> _TASK STATEMENT_: Copy the rows from the first one up to and including the row containing "chevron-down-icon[interactable] xyxy=(85,757,96,763)", substituting "slider-handle" for every "slider-knob" and changing nothing else. Give back only those rows.
□ □ □ □
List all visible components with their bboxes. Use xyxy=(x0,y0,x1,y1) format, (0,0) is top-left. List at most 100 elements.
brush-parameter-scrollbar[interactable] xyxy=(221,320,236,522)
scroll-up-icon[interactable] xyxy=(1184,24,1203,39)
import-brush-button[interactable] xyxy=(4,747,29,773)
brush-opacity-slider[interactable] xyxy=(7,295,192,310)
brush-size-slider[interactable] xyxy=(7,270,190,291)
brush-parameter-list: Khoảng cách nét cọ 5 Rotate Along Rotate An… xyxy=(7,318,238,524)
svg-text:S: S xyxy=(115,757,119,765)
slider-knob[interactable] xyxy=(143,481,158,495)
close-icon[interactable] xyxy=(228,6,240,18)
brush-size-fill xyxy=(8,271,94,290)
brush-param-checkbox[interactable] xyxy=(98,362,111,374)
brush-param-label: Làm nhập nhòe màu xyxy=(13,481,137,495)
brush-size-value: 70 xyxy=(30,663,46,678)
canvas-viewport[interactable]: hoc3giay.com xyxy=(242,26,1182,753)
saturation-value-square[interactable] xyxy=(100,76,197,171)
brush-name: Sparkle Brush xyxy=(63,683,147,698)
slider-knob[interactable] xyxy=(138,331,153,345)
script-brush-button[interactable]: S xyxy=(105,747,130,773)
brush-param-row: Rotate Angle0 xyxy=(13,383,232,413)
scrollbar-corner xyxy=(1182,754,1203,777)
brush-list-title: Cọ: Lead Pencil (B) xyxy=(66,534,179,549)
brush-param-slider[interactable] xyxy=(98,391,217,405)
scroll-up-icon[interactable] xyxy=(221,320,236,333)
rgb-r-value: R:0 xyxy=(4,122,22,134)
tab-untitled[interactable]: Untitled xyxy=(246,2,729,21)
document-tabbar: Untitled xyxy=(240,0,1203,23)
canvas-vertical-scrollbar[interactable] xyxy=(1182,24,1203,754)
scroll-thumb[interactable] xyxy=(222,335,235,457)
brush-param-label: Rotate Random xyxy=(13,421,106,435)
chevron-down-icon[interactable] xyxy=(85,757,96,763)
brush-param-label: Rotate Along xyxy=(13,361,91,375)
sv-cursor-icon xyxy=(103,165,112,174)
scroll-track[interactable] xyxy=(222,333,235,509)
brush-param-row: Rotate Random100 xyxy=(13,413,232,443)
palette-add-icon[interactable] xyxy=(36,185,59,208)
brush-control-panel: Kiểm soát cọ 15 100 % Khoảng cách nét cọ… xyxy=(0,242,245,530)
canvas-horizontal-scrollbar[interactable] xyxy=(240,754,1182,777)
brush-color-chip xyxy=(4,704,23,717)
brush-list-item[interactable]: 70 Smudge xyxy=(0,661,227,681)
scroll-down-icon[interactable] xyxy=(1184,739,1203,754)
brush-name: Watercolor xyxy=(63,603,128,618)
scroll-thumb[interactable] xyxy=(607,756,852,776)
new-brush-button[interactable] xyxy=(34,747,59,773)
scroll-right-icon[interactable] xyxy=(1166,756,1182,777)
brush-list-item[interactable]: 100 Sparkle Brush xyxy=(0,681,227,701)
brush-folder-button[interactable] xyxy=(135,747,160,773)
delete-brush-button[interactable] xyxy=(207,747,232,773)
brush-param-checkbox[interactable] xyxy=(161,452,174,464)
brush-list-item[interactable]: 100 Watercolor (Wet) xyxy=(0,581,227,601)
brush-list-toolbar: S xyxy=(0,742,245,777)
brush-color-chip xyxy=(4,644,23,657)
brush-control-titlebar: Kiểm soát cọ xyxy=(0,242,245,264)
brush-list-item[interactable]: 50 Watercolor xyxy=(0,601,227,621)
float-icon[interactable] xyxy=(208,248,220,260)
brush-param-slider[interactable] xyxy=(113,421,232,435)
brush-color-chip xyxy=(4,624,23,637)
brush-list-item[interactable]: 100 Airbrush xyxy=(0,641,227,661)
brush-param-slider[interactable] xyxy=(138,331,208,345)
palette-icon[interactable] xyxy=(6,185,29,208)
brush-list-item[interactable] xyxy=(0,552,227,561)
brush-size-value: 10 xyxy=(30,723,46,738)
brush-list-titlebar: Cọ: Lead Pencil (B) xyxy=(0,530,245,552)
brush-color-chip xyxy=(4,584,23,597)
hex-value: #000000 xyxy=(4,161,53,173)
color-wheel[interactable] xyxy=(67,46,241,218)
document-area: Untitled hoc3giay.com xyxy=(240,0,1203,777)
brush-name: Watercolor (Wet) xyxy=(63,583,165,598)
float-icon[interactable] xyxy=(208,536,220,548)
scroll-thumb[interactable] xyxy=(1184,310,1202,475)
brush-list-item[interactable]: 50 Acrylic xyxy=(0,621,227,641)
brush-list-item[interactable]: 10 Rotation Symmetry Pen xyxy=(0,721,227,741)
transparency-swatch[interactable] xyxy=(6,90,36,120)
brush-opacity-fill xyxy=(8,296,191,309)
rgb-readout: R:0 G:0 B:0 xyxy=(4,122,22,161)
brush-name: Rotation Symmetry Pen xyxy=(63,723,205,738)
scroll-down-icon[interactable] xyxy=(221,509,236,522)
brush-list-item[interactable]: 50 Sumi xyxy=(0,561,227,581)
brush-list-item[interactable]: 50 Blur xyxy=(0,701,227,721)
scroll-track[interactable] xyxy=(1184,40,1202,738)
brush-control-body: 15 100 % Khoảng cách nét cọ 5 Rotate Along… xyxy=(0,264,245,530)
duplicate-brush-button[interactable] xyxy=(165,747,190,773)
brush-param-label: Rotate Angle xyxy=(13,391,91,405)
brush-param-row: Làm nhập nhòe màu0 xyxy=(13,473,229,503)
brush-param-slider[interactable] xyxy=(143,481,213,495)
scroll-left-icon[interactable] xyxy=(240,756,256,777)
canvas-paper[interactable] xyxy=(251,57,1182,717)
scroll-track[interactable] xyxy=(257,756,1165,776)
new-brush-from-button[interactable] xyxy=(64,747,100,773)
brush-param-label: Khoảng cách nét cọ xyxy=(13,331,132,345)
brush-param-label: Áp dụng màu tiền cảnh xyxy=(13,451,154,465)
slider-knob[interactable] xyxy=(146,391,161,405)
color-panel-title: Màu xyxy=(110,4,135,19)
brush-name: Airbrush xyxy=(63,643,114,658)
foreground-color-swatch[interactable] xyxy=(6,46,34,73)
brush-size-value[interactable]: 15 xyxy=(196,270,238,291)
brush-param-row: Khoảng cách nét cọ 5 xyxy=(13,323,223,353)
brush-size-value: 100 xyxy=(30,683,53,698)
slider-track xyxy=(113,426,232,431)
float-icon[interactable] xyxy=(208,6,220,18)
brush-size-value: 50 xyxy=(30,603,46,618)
□ □ □ □
> _WORKED ANSWER_:
List all visible components with their bboxes. Use xyxy=(x0,y0,x1,y1) format, (0,0) is top-left. List at most 100 elements.
brush-parameter-scrollbar[interactable] xyxy=(221,320,236,522)
scroll-up-icon[interactable] xyxy=(1184,24,1203,39)
import-brush-button[interactable] xyxy=(4,747,29,773)
brush-opacity-slider[interactable] xyxy=(7,295,192,310)
brush-size-slider[interactable] xyxy=(7,270,190,291)
brush-parameter-list: Khoảng cách nét cọ 5 Rotate Along Rotate An… xyxy=(7,318,238,524)
svg-text:S: S xyxy=(115,757,119,765)
slider-handle[interactable] xyxy=(143,481,158,495)
close-icon[interactable] xyxy=(228,6,240,18)
brush-size-fill xyxy=(8,271,94,290)
brush-param-checkbox[interactable] xyxy=(98,362,111,374)
brush-param-label: Làm nhập nhòe màu xyxy=(13,481,137,495)
brush-size-value: 70 xyxy=(30,663,46,678)
canvas-viewport[interactable]: hoc3giay.com xyxy=(242,26,1182,753)
saturation-value-square[interactable] xyxy=(100,76,197,171)
brush-name: Sparkle Brush xyxy=(63,683,147,698)
slider-handle[interactable] xyxy=(138,331,153,345)
script-brush-button[interactable]: S xyxy=(105,747,130,773)
brush-param-row: Rotate Angle0 xyxy=(13,383,232,413)
scrollbar-corner xyxy=(1182,754,1203,777)
brush-list-title: Cọ: Lead Pencil (B) xyxy=(66,534,179,549)
brush-param-slider[interactable] xyxy=(98,391,217,405)
scroll-up-icon[interactable] xyxy=(221,320,236,333)
rgb-r-value: R:0 xyxy=(4,122,22,134)
tab-untitled[interactable]: Untitled xyxy=(246,2,729,21)
document-tabbar: Untitled xyxy=(240,0,1203,23)
canvas-vertical-scrollbar[interactable] xyxy=(1182,24,1203,754)
scroll-thumb[interactable] xyxy=(222,335,235,457)
brush-param-label: Rotate Random xyxy=(13,421,106,435)
chevron-down-icon[interactable] xyxy=(85,757,96,763)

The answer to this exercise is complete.